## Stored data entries
— Begin —
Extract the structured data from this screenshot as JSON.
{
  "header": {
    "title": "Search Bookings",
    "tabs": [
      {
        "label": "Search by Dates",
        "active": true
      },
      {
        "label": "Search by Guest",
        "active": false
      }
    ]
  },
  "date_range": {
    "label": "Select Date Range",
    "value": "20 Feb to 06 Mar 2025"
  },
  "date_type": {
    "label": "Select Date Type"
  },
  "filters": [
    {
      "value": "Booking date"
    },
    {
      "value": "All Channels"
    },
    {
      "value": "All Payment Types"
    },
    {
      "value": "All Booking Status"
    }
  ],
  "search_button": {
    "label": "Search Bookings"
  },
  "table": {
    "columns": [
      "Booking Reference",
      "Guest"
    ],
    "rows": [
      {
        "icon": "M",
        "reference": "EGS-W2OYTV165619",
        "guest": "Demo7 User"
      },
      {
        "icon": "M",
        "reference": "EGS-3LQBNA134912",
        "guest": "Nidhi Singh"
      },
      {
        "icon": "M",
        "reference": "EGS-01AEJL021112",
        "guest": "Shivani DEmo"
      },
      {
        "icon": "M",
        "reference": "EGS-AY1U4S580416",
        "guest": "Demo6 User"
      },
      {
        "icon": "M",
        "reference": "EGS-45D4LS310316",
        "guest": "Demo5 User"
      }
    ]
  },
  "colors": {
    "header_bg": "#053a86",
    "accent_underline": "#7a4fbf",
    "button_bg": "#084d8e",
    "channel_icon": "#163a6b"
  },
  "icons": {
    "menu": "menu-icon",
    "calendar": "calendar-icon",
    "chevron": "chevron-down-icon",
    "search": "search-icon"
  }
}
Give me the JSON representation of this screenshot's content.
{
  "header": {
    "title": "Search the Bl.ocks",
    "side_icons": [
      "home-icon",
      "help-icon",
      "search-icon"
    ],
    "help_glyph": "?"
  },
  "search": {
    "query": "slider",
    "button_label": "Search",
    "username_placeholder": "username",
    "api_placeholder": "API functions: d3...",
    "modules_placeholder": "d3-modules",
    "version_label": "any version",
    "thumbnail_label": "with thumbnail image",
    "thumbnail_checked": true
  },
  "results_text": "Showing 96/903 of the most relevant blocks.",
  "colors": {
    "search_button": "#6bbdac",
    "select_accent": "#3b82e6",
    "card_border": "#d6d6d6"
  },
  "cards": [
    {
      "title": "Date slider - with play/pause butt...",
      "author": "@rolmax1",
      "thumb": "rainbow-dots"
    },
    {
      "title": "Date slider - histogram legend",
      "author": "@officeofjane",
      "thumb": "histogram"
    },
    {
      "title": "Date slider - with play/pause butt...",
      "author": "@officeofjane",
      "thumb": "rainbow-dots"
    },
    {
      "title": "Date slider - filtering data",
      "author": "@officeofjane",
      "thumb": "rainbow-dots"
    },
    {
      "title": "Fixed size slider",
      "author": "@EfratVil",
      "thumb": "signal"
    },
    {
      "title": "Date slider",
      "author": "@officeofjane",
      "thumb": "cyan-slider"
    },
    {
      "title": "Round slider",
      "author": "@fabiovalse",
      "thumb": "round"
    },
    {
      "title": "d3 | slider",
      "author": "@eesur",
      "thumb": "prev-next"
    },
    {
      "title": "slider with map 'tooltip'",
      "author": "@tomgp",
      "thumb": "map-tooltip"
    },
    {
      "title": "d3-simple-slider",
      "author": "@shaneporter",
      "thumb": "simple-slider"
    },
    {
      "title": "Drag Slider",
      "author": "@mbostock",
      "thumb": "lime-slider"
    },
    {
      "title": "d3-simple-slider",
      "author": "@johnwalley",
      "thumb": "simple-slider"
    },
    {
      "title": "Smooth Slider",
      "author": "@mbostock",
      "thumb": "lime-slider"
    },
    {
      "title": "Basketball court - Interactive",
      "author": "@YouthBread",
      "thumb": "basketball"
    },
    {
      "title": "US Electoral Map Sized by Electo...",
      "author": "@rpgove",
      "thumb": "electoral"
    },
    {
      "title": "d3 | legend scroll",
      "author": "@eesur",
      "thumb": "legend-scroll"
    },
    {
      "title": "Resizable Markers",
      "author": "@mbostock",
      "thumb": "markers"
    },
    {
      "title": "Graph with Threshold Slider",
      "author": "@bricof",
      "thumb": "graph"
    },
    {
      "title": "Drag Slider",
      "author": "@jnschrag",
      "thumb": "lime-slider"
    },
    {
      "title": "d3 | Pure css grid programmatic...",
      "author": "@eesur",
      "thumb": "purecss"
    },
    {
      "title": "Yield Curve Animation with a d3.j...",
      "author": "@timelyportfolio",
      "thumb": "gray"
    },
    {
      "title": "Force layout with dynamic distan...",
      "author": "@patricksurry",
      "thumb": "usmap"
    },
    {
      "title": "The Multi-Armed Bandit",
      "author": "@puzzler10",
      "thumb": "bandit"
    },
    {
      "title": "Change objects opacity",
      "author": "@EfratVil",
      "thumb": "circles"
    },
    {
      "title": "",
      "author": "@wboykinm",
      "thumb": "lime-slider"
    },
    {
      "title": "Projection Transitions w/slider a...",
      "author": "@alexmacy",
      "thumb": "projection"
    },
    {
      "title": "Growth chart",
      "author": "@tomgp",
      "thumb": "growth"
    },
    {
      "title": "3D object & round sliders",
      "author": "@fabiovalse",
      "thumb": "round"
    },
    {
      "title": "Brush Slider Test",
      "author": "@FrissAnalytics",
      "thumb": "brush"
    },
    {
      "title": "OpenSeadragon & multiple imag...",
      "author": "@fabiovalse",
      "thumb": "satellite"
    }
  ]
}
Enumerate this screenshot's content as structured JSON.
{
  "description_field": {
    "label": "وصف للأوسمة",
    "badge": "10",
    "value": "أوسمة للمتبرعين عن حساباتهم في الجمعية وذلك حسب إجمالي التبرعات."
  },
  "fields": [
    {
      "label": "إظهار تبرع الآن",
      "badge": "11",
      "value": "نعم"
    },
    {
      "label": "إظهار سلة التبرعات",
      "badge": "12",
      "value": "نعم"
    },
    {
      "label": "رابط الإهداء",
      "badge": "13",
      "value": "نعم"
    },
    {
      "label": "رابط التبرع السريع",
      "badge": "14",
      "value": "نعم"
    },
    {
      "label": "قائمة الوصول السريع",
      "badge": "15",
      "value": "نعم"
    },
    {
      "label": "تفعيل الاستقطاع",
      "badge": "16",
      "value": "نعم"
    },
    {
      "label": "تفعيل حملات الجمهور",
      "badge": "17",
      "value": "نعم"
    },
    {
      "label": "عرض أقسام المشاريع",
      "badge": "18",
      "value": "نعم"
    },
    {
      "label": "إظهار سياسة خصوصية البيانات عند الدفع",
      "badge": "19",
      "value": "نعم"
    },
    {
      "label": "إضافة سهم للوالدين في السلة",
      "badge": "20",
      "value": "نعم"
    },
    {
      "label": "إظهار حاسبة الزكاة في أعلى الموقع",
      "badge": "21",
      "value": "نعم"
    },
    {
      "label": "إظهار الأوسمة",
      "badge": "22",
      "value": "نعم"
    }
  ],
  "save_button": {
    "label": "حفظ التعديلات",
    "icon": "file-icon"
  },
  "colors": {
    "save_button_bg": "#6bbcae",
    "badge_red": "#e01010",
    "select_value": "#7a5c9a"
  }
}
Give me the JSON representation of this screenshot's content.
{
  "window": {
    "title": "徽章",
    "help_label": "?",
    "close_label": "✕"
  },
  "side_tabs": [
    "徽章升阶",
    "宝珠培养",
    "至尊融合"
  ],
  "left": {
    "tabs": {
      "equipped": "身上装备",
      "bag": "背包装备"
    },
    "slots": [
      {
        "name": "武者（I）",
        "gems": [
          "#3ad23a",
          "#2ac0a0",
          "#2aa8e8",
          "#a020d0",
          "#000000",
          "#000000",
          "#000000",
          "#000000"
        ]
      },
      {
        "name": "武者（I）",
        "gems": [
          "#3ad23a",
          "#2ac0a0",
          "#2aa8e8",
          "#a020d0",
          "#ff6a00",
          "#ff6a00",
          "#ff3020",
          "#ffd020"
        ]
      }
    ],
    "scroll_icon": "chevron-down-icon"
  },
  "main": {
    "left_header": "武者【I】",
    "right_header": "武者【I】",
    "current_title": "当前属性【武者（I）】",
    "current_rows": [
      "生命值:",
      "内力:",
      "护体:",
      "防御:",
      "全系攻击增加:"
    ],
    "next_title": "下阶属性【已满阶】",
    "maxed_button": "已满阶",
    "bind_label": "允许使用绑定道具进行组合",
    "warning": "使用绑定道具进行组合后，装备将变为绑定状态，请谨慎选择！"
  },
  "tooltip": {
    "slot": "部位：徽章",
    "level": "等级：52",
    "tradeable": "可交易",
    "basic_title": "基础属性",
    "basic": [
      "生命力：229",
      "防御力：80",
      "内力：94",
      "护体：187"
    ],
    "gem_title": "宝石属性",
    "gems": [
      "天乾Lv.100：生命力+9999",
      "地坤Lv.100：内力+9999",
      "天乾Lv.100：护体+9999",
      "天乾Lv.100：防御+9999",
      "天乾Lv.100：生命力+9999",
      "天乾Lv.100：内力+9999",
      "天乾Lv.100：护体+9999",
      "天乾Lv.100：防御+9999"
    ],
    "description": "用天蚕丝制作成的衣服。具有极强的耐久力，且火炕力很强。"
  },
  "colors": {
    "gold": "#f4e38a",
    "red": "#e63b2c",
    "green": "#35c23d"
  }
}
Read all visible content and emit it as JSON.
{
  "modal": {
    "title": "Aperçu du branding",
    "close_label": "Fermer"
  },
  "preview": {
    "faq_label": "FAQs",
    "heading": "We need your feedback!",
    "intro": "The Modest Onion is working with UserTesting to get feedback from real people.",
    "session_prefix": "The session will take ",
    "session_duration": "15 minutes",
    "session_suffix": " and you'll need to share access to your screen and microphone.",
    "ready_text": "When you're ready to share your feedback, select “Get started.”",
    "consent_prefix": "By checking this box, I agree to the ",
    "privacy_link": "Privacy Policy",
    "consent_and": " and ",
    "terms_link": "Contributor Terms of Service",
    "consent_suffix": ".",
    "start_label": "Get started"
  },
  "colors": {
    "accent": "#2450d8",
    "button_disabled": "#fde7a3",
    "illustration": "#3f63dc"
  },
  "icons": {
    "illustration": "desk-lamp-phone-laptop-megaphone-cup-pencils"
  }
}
— End —
## WHAT YOU SHOULD DO
Go through the material above and copy each line that has the word "السريع".

## COMPLETED EXERCISE
      "label": "رابط التبرع السريع",
      "label": "قائمة الوصول السريع",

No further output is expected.